EXERCISE AIM: Give the number of lines in the listing that hold the word "name". Write nothing but that number.
-=-=-=-=-
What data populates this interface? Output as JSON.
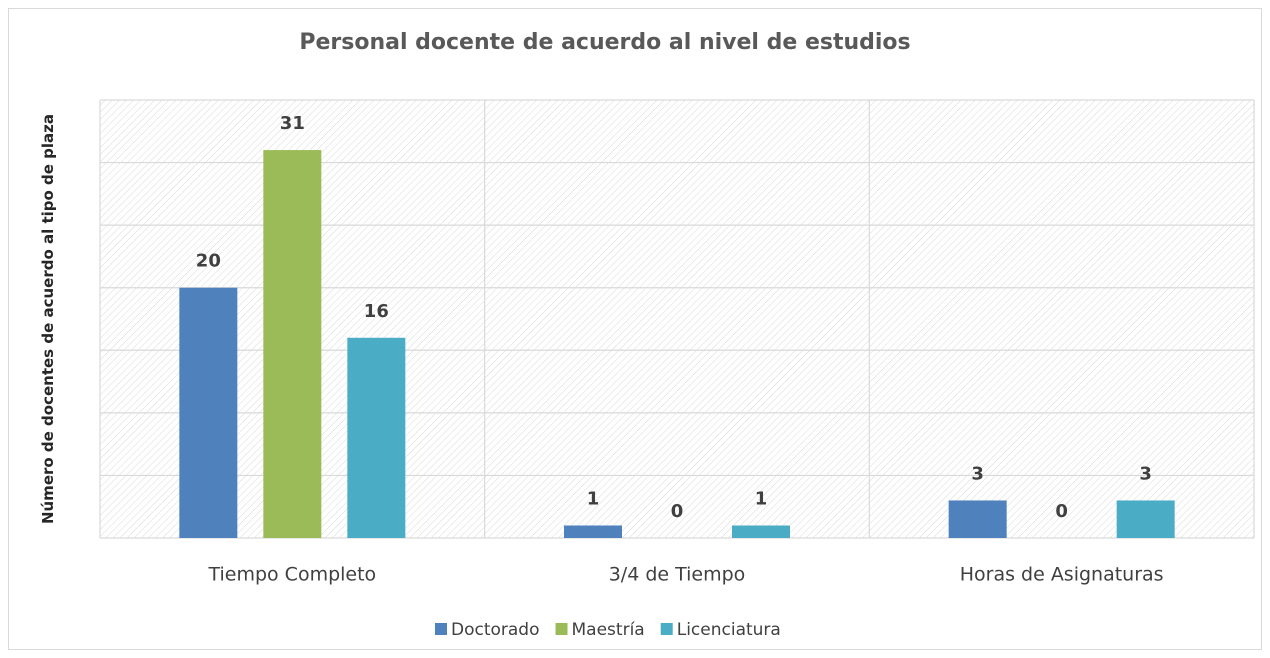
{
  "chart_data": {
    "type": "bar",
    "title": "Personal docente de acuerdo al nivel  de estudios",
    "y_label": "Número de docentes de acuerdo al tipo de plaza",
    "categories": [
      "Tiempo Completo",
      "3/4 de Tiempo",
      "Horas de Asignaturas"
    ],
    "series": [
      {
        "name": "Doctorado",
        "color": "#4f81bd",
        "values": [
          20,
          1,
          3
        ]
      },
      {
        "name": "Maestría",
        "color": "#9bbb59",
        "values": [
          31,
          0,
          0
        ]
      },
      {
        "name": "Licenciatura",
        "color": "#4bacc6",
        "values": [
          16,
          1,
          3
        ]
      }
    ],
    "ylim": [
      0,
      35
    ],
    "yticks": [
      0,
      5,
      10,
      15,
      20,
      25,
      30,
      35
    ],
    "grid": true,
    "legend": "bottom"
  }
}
-=-=-=-=-
TASK ANSWER: 3